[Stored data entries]
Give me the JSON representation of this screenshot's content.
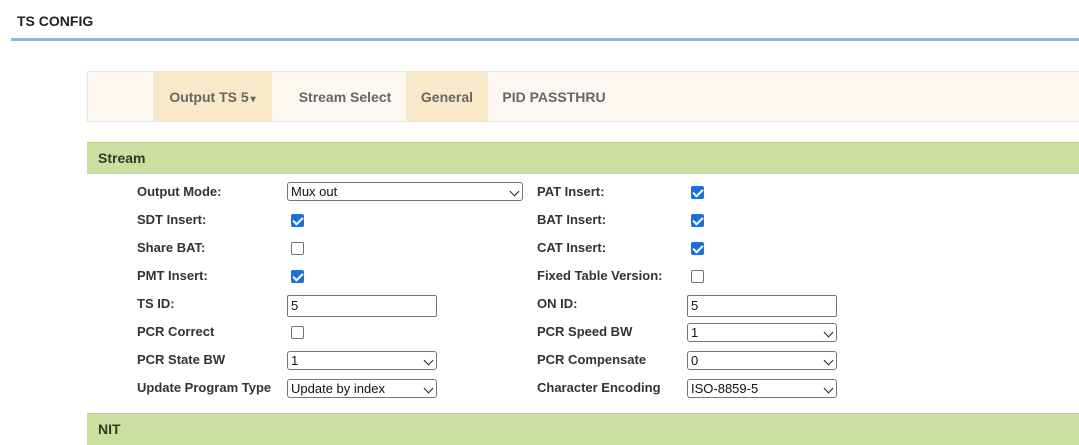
{
  "page": {
    "title": "TS CONFIG"
  },
  "tabs": {
    "output_ts": "Output TS 5",
    "stream_select": "Stream Select",
    "general": "General",
    "pid_passthru": "PID PASSTHRU"
  },
  "sections": {
    "stream": "Stream",
    "nit": "NIT"
  },
  "form": {
    "output_mode": {
      "label": "Output Mode:",
      "value": "Mux out"
    },
    "pat_insert": {
      "label": "PAT Insert:",
      "checked": true
    },
    "sdt_insert": {
      "label": "SDT Insert:",
      "checked": true
    },
    "bat_insert": {
      "label": "BAT Insert:",
      "checked": true
    },
    "share_bat": {
      "label": "Share BAT:",
      "checked": false
    },
    "cat_insert": {
      "label": "CAT Insert:",
      "checked": true
    },
    "pmt_insert": {
      "label": "PMT Insert:",
      "checked": true
    },
    "fixed_table_version": {
      "label": "Fixed Table Version:",
      "checked": false
    },
    "ts_id": {
      "label": "TS ID:",
      "value": "5"
    },
    "on_id": {
      "label": "ON ID:",
      "value": "5"
    },
    "pcr_correct": {
      "label": "PCR Correct",
      "checked": false
    },
    "pcr_speed_bw": {
      "label": "PCR Speed BW",
      "value": "1"
    },
    "pcr_state_bw": {
      "label": "PCR State BW",
      "value": "1"
    },
    "pcr_compensate": {
      "label": "PCR Compensate",
      "value": "0"
    },
    "update_program_type": {
      "label": "Update Program Type",
      "value": "Update by index"
    },
    "character_encoding": {
      "label": "Character Encoding",
      "value": "ISO-8859-5"
    }
  }
}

# Exercise description
Take the entries shown above and quote them verbatim, passing over the pictures.

# Solution to this task
Give me the JSON representation of this screenshot's content.
{
  "page": {
    "title": "TS CONFIG"
  },
  "tabs": {
    "output_ts": "Output TS 5",
    "stream_select": "Stream Select",
    "general": "General",
    "pid_passthru": "PID PASSTHRU"
  },
  "sections": {
    "stream": "Stream",
    "nit": "NIT"
  },
  "form": {
    "output_mode": {
      "label": "Output Mode:",
      "value": "Mux out"
    },
    "pat_insert": {
      "label": "PAT Insert:",
      "checked": true
    },
    "sdt_insert": {
      "label": "SDT Insert:",
      "checked": true
    },
    "bat_insert": {
      "label": "BAT Insert:",
      "checked": true
    },
    "share_bat": {
      "label": "Share BAT:",
      "checked": false
    },
    "cat_insert": {
      "label": "CAT Insert:",
      "checked": true
    },
    "pmt_insert": {
      "label": "PMT Insert:",
      "checked": true
    },
    "fixed_table_version": {
      "label": "Fixed Table Version:",
      "checked": false
    },
    "ts_id": {
      "label": "TS ID:",
      "value": "5"
    },
    "on_id": {
      "label": "ON ID:",
      "value": "5"
    },
    "pcr_correct": {
      "label": "PCR Correct",
      "checked": false
    },
    "pcr_speed_bw": {
      "label": "PCR Speed BW",
      "value": "1"
    },
    "pcr_state_bw": {
      "label": "PCR State BW",
      "value": "1"
    },
    "pcr_compensate": {
      "label": "PCR Compensate",
      "value": "0"
    },
    "update_program_type": {
      "label": "Update Program Type",
      "value": "Update by index"
    },
    "character_encoding": {
      "label": "Character Encoding",
      "value": "ISO-8859-5"
    }
  }
}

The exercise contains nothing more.